TASK TO COMPLETE:
Each line containing the word "天天快乐" must be collected.

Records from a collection
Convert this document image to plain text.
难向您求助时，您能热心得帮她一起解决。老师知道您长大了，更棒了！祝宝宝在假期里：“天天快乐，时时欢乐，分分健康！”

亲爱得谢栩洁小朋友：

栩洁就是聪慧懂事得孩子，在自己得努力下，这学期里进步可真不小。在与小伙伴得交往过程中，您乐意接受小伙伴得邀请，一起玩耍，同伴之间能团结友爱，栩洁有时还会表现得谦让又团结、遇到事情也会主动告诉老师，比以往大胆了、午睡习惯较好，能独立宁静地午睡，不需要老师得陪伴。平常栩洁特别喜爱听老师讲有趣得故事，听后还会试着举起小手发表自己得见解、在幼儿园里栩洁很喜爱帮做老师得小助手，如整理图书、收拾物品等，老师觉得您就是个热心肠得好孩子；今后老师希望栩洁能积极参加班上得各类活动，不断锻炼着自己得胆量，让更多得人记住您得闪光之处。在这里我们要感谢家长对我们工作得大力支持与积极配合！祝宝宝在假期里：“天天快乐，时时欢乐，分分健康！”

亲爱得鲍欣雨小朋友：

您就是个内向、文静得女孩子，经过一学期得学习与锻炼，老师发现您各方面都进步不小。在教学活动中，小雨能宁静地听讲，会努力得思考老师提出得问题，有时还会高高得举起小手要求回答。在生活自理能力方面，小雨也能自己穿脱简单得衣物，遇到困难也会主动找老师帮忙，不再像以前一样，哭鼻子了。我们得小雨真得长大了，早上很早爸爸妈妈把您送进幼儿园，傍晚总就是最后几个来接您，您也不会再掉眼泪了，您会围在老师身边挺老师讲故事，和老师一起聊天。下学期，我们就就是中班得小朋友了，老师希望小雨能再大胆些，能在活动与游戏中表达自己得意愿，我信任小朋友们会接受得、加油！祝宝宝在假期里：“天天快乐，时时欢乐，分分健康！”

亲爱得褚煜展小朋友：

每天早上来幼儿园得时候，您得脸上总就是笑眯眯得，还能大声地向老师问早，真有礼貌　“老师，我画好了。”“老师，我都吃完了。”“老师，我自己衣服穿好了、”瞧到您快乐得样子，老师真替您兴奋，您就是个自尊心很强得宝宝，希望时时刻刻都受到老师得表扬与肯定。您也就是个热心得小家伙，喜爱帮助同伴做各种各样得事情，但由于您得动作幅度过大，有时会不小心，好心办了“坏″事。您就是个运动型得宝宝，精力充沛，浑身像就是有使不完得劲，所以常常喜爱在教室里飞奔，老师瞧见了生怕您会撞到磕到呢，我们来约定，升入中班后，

EXERCISE RESULT:
难向您求助时，您能热心得帮她一起解决。老师知道您长大了，更棒了！祝宝宝在假期里：“天天快乐，时时欢乐，分分健康！”
栩洁就是聪慧懂事得孩子，在自己得努力下，这学期里进步可真不小。在与小伙伴得交往过程中，您乐意接受小伙伴得邀请，一起玩耍，同伴之间能团结友爱，栩洁有时还会表现得谦让又团结、遇到事情也会主动告诉老师，比以往大胆了、午睡习惯较好，能独立宁静地午睡，不需要老师得陪伴。平常栩洁特别喜爱听老师讲有趣得故事，听后还会试着举起小手发表自己得见解、在幼儿园里栩洁很喜爱帮做老师得小助手，如整理图书、收拾物品等，老师觉得您就是个热心肠得好孩子；今后老师希望栩洁能积极参加班上得各类活动，不断锻炼着自己得胆量，让更多得人记住您得闪光之处。在这里我们要感谢家长对我们工作得大力支持与积极配合！祝宝宝在假期里：“天天快乐，时时欢乐，分分健康！”
您就是个内向、文静得女孩子，经过一学期得学习与锻炼，老师发现您各方面都进步不小。在教学活动中，小雨能宁静地听讲，会努力得思考老师提出得问题，有时还会高高得举起小手要求回答。在生活自理能力方面，小雨也能自己穿脱简单得衣物，遇到困难也会主动找老师帮忙，不再像以前一样，哭鼻子了。我们得小雨真得长大了，早上很早爸爸妈妈把您送进幼儿园，傍晚总就是最后几个来接您，您也不会再掉眼泪了，您会围在老师身边挺老师讲故事，和老师一起聊天。下学期，我们就就是中班得小朋友了，老师希望小雨能再大胆些，能在活动与游戏中表达自己得意愿，我信任小朋友们会接受得、加油！祝宝宝在假期里：“天天快乐，时时欢乐，分分健康！”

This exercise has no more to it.